### Request
Convert the lines below into a Markdown table with the columns Row and Line. Number each row and leave out any blank lines.

### Dataset records

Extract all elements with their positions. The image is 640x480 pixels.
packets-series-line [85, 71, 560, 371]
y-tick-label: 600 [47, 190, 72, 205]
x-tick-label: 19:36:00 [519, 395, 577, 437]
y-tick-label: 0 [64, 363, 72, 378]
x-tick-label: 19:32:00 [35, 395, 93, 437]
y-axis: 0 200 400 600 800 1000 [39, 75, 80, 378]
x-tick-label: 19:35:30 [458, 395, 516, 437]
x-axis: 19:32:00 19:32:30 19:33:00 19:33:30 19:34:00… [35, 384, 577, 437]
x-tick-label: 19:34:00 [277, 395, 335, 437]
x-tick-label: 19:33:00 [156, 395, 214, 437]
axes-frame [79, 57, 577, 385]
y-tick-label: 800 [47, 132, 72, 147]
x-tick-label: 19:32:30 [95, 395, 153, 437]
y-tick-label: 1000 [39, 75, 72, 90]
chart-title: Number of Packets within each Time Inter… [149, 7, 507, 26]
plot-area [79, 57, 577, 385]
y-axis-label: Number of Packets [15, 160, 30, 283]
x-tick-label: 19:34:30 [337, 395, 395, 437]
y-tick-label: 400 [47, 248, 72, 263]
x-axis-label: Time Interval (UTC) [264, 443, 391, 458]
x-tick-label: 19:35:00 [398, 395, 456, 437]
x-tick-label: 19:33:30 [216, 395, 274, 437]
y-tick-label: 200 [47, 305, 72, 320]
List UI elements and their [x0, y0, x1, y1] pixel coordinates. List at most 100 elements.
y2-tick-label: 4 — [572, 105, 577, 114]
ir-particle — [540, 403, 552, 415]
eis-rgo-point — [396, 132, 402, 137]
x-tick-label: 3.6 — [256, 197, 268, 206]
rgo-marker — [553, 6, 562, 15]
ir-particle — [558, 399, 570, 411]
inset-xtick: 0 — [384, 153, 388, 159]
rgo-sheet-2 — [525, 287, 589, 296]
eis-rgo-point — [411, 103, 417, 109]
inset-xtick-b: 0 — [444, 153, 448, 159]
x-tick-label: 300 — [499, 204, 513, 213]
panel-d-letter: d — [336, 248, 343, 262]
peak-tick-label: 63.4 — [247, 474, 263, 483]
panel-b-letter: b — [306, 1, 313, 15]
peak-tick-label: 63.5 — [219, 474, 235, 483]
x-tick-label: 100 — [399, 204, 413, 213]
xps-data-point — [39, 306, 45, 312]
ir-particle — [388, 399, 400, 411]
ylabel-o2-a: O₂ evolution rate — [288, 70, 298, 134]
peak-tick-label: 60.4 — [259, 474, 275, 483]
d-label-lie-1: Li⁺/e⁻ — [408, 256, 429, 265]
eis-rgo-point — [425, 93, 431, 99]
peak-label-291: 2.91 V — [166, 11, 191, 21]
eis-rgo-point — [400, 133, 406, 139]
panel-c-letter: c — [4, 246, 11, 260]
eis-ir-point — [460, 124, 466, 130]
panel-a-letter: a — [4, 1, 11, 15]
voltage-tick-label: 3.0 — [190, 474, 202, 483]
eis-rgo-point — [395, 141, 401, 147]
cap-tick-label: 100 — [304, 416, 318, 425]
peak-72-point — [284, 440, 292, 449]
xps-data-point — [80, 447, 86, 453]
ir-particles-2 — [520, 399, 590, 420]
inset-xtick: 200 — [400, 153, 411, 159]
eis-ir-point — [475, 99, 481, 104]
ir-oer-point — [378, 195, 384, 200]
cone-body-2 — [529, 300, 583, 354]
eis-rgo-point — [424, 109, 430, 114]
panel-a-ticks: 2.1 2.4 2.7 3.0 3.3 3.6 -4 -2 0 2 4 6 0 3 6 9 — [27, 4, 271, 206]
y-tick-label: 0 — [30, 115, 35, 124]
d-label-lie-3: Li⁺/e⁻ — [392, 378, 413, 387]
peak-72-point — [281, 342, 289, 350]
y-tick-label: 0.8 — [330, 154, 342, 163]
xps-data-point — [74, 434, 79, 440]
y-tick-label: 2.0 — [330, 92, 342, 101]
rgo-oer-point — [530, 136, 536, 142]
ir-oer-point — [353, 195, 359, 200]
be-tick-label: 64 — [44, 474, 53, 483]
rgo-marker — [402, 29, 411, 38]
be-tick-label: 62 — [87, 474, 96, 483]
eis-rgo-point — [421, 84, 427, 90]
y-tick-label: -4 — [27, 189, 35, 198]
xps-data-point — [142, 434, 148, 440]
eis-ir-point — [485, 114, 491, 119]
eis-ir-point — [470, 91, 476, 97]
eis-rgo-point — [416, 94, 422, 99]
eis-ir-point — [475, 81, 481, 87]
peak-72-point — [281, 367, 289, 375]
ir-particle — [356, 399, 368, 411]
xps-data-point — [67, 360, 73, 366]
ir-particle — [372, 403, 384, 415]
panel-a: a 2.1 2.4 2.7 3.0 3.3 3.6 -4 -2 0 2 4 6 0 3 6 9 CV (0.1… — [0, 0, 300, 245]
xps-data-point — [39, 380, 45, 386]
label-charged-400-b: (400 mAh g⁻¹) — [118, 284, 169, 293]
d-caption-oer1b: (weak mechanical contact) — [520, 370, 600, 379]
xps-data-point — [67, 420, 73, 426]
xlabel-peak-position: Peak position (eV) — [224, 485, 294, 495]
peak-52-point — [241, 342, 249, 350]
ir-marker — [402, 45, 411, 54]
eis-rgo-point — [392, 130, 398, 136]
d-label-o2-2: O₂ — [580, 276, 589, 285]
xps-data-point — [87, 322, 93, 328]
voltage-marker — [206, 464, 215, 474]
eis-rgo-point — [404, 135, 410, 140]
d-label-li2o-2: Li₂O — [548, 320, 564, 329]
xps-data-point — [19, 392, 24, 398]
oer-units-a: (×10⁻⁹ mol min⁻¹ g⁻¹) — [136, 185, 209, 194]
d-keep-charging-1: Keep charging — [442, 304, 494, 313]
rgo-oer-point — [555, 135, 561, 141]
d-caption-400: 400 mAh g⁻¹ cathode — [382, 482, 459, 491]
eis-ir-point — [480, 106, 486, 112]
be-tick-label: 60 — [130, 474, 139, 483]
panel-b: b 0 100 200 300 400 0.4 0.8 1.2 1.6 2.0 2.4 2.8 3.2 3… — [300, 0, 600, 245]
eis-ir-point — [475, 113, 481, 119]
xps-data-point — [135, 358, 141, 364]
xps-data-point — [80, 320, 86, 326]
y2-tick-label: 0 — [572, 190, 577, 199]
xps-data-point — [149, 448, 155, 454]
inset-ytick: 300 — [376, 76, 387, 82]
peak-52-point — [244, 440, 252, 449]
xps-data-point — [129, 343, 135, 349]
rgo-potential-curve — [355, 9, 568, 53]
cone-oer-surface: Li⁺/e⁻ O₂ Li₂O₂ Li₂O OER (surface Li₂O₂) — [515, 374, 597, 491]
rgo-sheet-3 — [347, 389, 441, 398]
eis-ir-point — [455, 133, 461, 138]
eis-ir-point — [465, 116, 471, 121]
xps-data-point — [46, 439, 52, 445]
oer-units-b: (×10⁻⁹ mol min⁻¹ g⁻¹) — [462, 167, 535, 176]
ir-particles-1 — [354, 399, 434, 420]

### Result below
| Row | Line |
|---|---|
| 1 | Extract all elements with their positions. The image is 640x480 pixels. |
| 2 | packets-series-line [85, 71, 560, 371] |
| 3 | y-tick-label: 600 [47, 190, 72, 205] |
| 4 | x-tick-label: 19:36:00 [519, 395, 577, 437] |
| 5 | y-tick-label: 0 [64, 363, 72, 378] |
| 6 | x-tick-label: 19:32:00 [35, 395, 93, 437] |
| 7 | y-axis: 0 200 400 600 800 1000 [39, 75, 80, 378] |
| 8 | x-tick-label: 19:35:30 [458, 395, 516, 437] |
| 9 | x-axis: 19:32:00 19:32:30 19:33:00 19:33:30 19:34:00… [35, 384, 577, 437] |
| 10 | x-tick-label: 19:34:00 [277, 395, 335, 437] |
| 11 | x-tick-label: 19:33:00 [156, 395, 214, 437] |
| 12 | axes-frame [79, 57, 577, 385] |
| 13 | y-tick-label: 800 [47, 132, 72, 147] |
| 14 | x-tick-label: 19:32:30 [95, 395, 153, 437] |
| 15 | y-tick-label: 1000 [39, 75, 72, 90] |
| 16 | chart-title: Number of Packets within each Time Inter… [149, 7, 507, 26] |
| 17 | plot-area [79, 57, 577, 385] |
| 18 | y-axis-label: Number of Packets [15, 160, 30, 283] |
| 19 | x-tick-label: 19:34:30 [337, 395, 395, 437] |
| 20 | y-tick-label: 400 [47, 248, 72, 263] |
| 21 | x-axis-label: Time Interval (UTC) [264, 443, 391, 458] |
| 22 | x-tick-label: 19:35:00 [398, 395, 456, 437] |
| 23 | x-tick-label: 19:33:30 [216, 395, 274, 437] |
| 24 | y-tick-label: 200 [47, 305, 72, 320] |
| 25 | List UI elements and their [x0, y0, x1, y1] pixel coordinates. List at most 100 elements. |
| 26 | y2-tick-label: 4 — [572, 105, 577, 114] |
| 27 | ir-particle — [540, 403, 552, 415] |
| 28 | eis-rgo-point — [396, 132, 402, 137] |
| 29 | x-tick-label: 3.6 — [256, 197, 268, 206] |
| 30 | rgo-marker — [553, 6, 562, 15] |
| 31 | ir-particle — [558, 399, 570, 411] |
| 32 | inset-xtick: 0 — [384, 153, 388, 159] |
| 33 | rgo-sheet-2 — [525, 287, 589, 296] |
| 34 | eis-rgo-point — [411, 103, 417, 109] |
| 35 | inset-xtick-b: 0 — [444, 153, 448, 159] |
| 36 | x-tick-label: 300 — [499, 204, 513, 213] |
| 37 | panel-d-letter: d — [336, 248, 343, 262] |
| 38 | peak-tick-label: 63.4 — [247, 474, 263, 483] |
| 39 | panel-b-letter: b — [306, 1, 313, 15] |
| 40 | peak-tick-label: 63.5 — [219, 474, 235, 483] |
| 41 | x-tick-label: 100 — [399, 204, 413, 213] |
| 42 | xps-data-point — [39, 306, 45, 312] |
| 43 | ir-particle — [388, 399, 400, 411] |
| 44 | ylabel-o2-a: O₂ evolution rate — [288, 70, 298, 134] |
| 45 | peak-tick-label: 60.4 — [259, 474, 275, 483] |
| 46 | d-label-lie-1: Li⁺/e⁻ — [408, 256, 429, 265] |
| 47 | eis-rgo-point — [425, 93, 431, 99] |
| 48 | peak-label-291: 2.91 V — [166, 11, 191, 21] |
| 49 | eis-rgo-point — [400, 133, 406, 139] |
| 50 | panel-c-letter: c — [4, 246, 11, 260] |
| 51 | eis-ir-point — [460, 124, 466, 130] |
| 52 | panel-a-letter: a — [4, 1, 11, 15] |
| 53 | voltage-tick-label: 3.0 — [190, 474, 202, 483] |
| 54 | eis-rgo-point — [395, 141, 401, 147] |
| 55 | cap-tick-label: 100 — [304, 416, 318, 425] |
| 56 | peak-72-point — [284, 440, 292, 449] |
| 57 | xps-data-point — [80, 447, 86, 453] |
| 58 | ir-particles-2 — [520, 399, 590, 420] |
| 59 | inset-xtick: 200 — [400, 153, 411, 159] |
| 60 | eis-ir-point — [475, 99, 481, 104] |
| 61 | ir-oer-point — [378, 195, 384, 200] |
| 62 | cone-body-2 — [529, 300, 583, 354] |
| 63 | eis-rgo-point — [424, 109, 430, 114] |
| 64 | panel-a-ticks: 2.1 2.4 2.7 3.0 3.3 3.6 -4 -2 0 2 4 6 0 3 6 9 — [27, 4, 271, 206] |
| 65 | y-tick-label: 0 — [30, 115, 35, 124] |
| 66 | d-label-lie-3: Li⁺/e⁻ — [392, 378, 413, 387] |
| 67 | peak-72-point — [281, 342, 289, 350] |
| 68 | y-tick-label: 0.8 — [330, 154, 342, 163] |
| 69 | xps-data-point — [74, 434, 79, 440] |
| 70 | y-tick-label: 2.0 — [330, 92, 342, 101] |
| 71 | rgo-oer-point — [530, 136, 536, 142] |
| 72 | ir-oer-point — [353, 195, 359, 200] |
| 73 | be-tick-label: 64 — [44, 474, 53, 483] |
| 74 | rgo-marker — [402, 29, 411, 38] |
| 75 | be-tick-label: 62 — [87, 474, 96, 483] |
| 76 | eis-rgo-point — [421, 84, 427, 90] |
| 77 | y-tick-label: -4 — [27, 189, 35, 198] |
| 78 | xps-data-point — [142, 434, 148, 440] |
| 79 | eis-ir-point — [485, 114, 491, 119] |
| 80 | eis-ir-point — [470, 91, 476, 97] |
| 81 | eis-rgo-point — [416, 94, 422, 99] |
| 82 | eis-ir-point — [475, 81, 481, 87] |
| 83 | peak-72-point — [281, 367, 289, 375] |
| 84 | ir-particle — [356, 399, 368, 411] |
| 85 | xps-data-point — [67, 360, 73, 366] |
| 86 | ir-particle — [372, 403, 384, 415] |
| 87 | panel-a: a 2.1 2.4 2.7 3.0 3.3 3.6 -4 -2 0 2 4 6 0 3 6 9 CV (0.1… — [0, 0, 300, 245] |
| 88 | xps-data-point — [39, 380, 45, 386] |
| 89 | label-charged-400-b: (400 mAh g⁻¹) — [118, 284, 169, 293] |
| 90 | d-caption-oer1b: (weak mechanical contact) — [520, 370, 600, 379] |
| 91 | xps-data-point — [67, 420, 73, 426] |
| 92 | xlabel-peak-position: Peak position (eV) — [224, 485, 294, 495] |
| 93 | peak-52-point — [241, 342, 249, 350] |
| 94 | ir-marker — [402, 45, 411, 54] |
| 95 | eis-rgo-point — [392, 130, 398, 136] |
| 96 | d-label-o2-2: O₂ — [580, 276, 589, 285] |
| 97 | xps-data-point — [87, 322, 93, 328] |
| 98 | voltage-marker — [206, 464, 215, 474] |
| 99 | eis-rgo-point — [404, 135, 410, 140] |
| 100 | d-label-li2o-2: Li₂O — [548, 320, 564, 329] |
| 101 | xps-data-point — [19, 392, 24, 398] |
| 102 | oer-units-a: (×10⁻⁹ mol min⁻¹ g⁻¹) — [136, 185, 209, 194] |
| 103 | d-keep-charging-1: Keep charging — [442, 304, 494, 313] |
| 104 | rgo-oer-point — [555, 135, 561, 141] |
| 105 | d-caption-400: 400 mAh g⁻¹ cathode — [382, 482, 459, 491] |
| 106 | eis-ir-point — [480, 106, 486, 112] |
| 107 | be-tick-label: 60 — [130, 474, 139, 483] |
| 108 | panel-b: b 0 100 200 300 400 0.4 0.8 1.2 1.6 2.0 2.4 2.8 3.2 3… — [300, 0, 600, 245] |
| 109 | eis-ir-point — [475, 113, 481, 119] |
| 110 | xps-data-point — [135, 358, 141, 364] |
| 111 | xps-data-point — [80, 320, 86, 326] |
| 112 | y2-tick-label: 0 — [572, 190, 577, 199] |
| 113 | xps-data-point — [149, 448, 155, 454] |
| 114 | inset-ytick: 300 — [376, 76, 387, 82] |
| 115 | peak-52-point — [244, 440, 252, 449] |
| 116 | xps-data-point — [129, 343, 135, 349] |
| 117 | rgo-potential-curve — [355, 9, 568, 53] |
| 118 | cone-oer-surface: Li⁺/e⁻ O₂ Li₂O₂ Li₂O OER (surface Li₂O₂) — [515, 374, 597, 491] |
| 119 | rgo-sheet-3 — [347, 389, 441, 398] |
| 120 | eis-ir-point — [455, 133, 461, 138] |
| 121 | eis-ir-point — [465, 116, 471, 121] |
| 122 | xps-data-point — [46, 439, 52, 445] |
| 123 | oer-units-b: (×10⁻⁹ mol min⁻¹ g⁻¹) — [462, 167, 535, 176] |
| 124 | ir-particles-1 — [354, 399, 434, 420] |